Task prompt — Report all lines holding "this".

[Records contained in a dataset]
##############################

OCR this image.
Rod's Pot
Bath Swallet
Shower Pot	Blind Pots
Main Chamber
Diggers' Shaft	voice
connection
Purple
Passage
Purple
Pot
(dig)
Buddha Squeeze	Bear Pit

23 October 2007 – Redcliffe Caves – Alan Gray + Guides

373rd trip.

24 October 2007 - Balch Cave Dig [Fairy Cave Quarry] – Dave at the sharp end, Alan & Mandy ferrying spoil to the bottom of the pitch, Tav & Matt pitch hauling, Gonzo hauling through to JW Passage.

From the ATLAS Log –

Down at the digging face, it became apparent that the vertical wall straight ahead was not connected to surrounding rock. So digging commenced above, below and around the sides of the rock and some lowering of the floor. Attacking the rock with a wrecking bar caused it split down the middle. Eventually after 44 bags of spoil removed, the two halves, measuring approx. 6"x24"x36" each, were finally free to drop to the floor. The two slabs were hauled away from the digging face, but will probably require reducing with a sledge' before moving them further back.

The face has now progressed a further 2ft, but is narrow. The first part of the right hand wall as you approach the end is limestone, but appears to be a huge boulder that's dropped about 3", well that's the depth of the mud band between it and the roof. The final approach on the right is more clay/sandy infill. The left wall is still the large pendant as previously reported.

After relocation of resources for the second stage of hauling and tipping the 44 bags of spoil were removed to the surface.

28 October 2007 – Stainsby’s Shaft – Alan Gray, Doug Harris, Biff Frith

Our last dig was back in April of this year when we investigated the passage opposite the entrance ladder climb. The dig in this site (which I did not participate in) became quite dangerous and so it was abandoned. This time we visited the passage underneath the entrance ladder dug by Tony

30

##############################

In response —
OCR this image.
Our last dig was back in April of this year when we investigated the passage opposite the entrance ladder climb. The dig in this site (which I did not participate in) became quite dangerous and so it was abandoned. This time we visited the passage underneath the entrance ladder dug by Tony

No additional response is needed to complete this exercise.